- _Ejercicio breve A_: Copia sin cambios las líneas de las entradas, empezando por la que contiene "left-feedback-marker [63, 176, 65, 188]" y siguiendo hasta la que contiene "output-label: OUTPUT [349, 288, 407, 300]", ambas incluidas.

━━━━━ Texto del documento

Un investigador del Instituto de Ciencias Penales y Coordinador de la especialización en Ciencias Penales y Criminológicas de la Universidad Central de Venezuela (UCV), y director del Monitor del Uso de Fuerza Letal en Venezuela (MUFLVEN), Keymer Ávila ha pasado años estudiando y documentando cómo la violencia estatal, tal como se despliega en Venezuela por la OLP y FAES, es una guerra contra los más vulnerables disfrazada de política de seguridad. En esta entrevista, partiendo de la premisa de que estos son países muy diferentes, examina cómo esa historia se asemeja a lo que ahora lleva a migrantes venezolanos encadenados desde los EE. UU. a prisiones de máxima seguridad en El Salvador y Cuba.
Enmarcar al extranjero como un enemigo interno ha sido utilizado a menudo para movilizar el apoyo público y justificar políticas típicas de un estado de guerra o excepción. En Venezuela, Maduro y figuras como Néstor Reverol (Ministro del Interior de 2016 a 2020) enmarcaron a los paramilitares colombianos como un enemigo público para justificar los excesos de la OLP. Trump ahora está utilizando al migrante venezolano—de bajos ingresos y aún no completamente integrado—como un chivo expiatorio para impulsar una serie de leyes severas contra el crimen como la Ley de Enemigos Extranjeros y la Ley de Laken Riley. Su gobierno no pasa mucho tiempo explicando cómo opera el Tren de Aragua, pero sí da al tema de la migración una dimensión internacional, insinuando que está en guerra con los venezolanos. Considerando los diferentes contextos de cada país, ¿de qué otras maneras crees que las políticas de mano dura de Trump y Maduro se parecen?
Estas comparaciones no siempre contribuyen a un debate público informado, ya que estamos hablando de dos países muy diferentes, con contextos y trayectorias históricas distintas. Pero a pesar de esas diferencias claras, hay características compartidas en esta lógica de la política “duro contra el crimen” y la construcción de enemigos. La primera y más fundamental es el ejercicio del poder sin control—una grave regresión en los derechos de los ciudadanos y un movimiento hacia la consolidación de estados cada vez más autoritarios, donde las personas son más vulnerables a la arbitrariedad estatal. Se instala un estado de excepción permanente, una lógica de guerra en la que se suspenden derechos para combatir un mal absoluto: inseguridad, crimen, drogas, comunismo, socialismo, capitalismo, imperialismo, terrorismo, invasiones alienígenas—cualquier comodín que el líder a cargo quiera jugar.

━━━━━━━━━━
━━━━━ Datos del ejercicio

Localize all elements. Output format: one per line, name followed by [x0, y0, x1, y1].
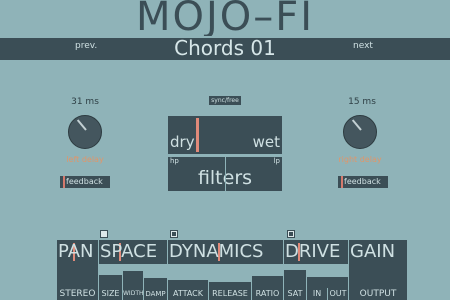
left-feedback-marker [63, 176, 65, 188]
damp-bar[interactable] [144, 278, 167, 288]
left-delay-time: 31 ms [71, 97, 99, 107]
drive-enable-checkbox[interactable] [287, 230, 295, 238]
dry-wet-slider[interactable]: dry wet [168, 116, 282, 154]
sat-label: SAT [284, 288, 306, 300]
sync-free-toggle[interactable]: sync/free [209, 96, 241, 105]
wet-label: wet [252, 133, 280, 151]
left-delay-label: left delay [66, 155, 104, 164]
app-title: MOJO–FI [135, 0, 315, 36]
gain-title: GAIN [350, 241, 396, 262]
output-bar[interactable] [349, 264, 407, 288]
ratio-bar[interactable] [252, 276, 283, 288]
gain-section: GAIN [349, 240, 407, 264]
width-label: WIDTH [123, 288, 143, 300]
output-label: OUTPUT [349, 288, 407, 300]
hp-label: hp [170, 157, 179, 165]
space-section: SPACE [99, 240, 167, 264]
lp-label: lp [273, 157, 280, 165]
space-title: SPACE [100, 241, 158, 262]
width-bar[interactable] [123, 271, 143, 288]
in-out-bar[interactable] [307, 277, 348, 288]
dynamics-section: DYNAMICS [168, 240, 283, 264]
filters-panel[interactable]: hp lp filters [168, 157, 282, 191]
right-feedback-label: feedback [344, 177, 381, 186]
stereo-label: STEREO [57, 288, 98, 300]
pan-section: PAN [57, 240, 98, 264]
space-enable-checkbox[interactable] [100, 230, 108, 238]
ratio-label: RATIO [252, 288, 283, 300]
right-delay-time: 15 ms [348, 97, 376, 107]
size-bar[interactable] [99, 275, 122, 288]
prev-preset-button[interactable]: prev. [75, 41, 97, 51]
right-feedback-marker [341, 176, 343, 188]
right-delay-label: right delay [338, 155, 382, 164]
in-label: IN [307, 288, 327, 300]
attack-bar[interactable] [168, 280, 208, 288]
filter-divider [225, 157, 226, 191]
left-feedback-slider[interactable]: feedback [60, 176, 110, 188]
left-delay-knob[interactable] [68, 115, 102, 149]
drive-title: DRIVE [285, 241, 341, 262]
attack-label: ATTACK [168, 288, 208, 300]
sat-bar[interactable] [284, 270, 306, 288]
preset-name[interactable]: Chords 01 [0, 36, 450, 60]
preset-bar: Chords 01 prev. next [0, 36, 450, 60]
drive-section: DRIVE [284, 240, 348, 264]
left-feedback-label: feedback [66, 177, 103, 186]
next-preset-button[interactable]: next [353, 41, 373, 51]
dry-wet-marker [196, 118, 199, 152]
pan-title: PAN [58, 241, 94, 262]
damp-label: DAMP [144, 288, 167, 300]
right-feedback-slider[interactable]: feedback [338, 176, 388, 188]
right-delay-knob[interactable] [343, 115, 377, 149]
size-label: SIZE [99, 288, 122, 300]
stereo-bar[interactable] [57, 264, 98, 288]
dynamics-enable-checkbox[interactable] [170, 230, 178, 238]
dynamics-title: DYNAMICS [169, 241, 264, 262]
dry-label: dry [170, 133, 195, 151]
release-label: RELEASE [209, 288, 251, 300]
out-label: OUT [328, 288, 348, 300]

━━━━━━━━━━

- _Ejercicio breve B_:
Responde con base en la entrevista sobre la violencia estatal en Venezuela:
(i) ¿Qué cargo ocupó Néstor Reverol y en qué años?
(ii) ¿Qué dos leyes se mencionan como impulsadas por Trump?
(iii) Según el último párrafo, ¿cuál es la primera y más fundamental característica compartida?

- _Respuesta completa A_:
left-feedback-marker [63, 176, 65, 188]
damp-bar[interactable] [144, 278, 167, 288]
left-delay-time: 31 ms [71, 97, 99, 107]
drive-enable-checkbox[interactable] [287, 230, 295, 238]
dry-wet-slider[interactable]: dry wet [168, 116, 282, 154]
sat-label: SAT [284, 288, 306, 300]
sync-free-toggle[interactable]: sync/free [209, 96, 241, 105]
wet-label: wet [252, 133, 280, 151]
left-delay-label: left delay [66, 155, 104, 164]
app-title: MOJO–FI [135, 0, 315, 36]
gain-title: GAIN [350, 241, 396, 262]
output-bar[interactable] [349, 264, 407, 288]
ratio-bar[interactable] [252, 276, 283, 288]
gain-section: GAIN [349, 240, 407, 264]
width-label: WIDTH [123, 288, 143, 300]
output-label: OUTPUT [349, 288, 407, 300]

- _Respuesta completa B_:
(i) Ministro del Interior, de 2016 a 2020.
(ii) La Ley de Enemigos Extranjeros y la Ley de Laken Riley.
(iii) El ejercicio del poder sin control.